Dataset excerpt
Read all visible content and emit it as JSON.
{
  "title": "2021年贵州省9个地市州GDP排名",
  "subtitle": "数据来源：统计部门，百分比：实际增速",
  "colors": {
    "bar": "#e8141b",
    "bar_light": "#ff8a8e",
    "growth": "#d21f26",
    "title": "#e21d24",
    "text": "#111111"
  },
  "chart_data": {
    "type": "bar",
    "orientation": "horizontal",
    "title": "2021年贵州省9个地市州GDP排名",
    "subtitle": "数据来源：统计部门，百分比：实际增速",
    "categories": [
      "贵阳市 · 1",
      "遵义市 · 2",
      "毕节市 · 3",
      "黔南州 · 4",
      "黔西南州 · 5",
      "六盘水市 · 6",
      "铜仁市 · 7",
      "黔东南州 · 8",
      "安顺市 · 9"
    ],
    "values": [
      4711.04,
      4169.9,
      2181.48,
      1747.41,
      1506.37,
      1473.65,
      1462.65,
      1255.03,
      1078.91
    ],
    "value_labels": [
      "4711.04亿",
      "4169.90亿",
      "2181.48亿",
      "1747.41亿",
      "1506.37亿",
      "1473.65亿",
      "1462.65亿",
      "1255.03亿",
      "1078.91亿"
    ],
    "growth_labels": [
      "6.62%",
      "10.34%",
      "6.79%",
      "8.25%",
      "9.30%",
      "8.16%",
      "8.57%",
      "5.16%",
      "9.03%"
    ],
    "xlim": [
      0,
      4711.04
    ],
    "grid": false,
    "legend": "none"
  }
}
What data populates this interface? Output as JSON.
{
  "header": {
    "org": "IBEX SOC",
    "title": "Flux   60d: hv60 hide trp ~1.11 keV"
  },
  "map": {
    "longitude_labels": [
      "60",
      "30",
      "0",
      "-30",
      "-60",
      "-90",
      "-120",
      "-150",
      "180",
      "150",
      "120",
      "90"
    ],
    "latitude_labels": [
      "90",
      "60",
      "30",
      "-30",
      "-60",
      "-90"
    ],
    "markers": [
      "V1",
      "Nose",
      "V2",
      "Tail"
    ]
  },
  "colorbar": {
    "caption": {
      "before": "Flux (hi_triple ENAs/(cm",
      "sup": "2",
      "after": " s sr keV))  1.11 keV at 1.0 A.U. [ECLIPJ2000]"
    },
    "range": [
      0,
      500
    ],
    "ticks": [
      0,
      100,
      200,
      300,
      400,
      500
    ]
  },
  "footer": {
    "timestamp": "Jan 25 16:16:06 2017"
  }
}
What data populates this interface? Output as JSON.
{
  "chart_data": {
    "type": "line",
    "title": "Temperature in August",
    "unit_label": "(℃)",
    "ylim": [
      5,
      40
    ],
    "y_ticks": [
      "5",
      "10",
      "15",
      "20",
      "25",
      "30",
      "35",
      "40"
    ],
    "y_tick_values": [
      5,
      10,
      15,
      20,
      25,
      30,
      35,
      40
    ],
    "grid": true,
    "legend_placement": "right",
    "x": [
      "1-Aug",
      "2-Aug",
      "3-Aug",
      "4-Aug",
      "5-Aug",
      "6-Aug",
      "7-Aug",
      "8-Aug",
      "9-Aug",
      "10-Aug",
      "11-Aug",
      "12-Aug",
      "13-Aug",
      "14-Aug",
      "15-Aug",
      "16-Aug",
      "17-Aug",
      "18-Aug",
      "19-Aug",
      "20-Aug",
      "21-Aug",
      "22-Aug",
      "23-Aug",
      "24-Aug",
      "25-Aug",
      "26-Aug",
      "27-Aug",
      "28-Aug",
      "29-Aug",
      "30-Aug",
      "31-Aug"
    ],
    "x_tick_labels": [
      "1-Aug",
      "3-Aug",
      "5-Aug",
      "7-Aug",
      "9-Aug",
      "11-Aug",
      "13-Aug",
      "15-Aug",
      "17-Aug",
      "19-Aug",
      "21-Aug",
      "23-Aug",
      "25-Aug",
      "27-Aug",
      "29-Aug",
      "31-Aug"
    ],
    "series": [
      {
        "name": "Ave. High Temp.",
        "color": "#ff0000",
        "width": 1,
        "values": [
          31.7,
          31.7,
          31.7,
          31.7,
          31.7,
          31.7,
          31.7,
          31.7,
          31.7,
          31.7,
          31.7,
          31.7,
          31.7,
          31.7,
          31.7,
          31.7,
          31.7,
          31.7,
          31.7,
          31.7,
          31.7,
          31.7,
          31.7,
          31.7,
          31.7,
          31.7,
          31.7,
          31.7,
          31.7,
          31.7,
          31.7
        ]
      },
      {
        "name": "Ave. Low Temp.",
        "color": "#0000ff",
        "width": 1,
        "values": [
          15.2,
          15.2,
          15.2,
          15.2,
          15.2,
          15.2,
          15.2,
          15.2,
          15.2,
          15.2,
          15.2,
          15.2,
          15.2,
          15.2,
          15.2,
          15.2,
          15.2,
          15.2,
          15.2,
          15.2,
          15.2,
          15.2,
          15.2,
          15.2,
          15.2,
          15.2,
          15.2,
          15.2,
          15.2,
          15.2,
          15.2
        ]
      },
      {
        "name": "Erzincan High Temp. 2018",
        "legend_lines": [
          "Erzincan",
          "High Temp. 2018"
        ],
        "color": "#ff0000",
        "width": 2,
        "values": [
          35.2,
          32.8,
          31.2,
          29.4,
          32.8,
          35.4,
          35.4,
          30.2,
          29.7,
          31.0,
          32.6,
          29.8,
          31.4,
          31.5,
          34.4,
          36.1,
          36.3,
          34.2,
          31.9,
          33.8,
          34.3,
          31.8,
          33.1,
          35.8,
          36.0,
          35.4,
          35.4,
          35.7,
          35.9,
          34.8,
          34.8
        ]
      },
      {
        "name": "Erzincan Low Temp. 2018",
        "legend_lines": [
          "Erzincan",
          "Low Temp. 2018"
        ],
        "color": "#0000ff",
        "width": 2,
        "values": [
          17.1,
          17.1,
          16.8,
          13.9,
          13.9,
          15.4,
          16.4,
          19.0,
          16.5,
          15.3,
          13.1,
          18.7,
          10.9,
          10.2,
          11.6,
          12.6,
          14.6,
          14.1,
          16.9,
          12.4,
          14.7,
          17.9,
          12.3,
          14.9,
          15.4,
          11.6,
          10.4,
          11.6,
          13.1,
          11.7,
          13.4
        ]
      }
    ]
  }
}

■ Task to complete:
In the lines above, locate the string "实际增速". Copy every line where it occurs.

■ In response:
  "subtitle": "数据来源：统计部门，百分比：实际增速",
    "subtitle": "数据来源：统计部门，百分比：实际增速",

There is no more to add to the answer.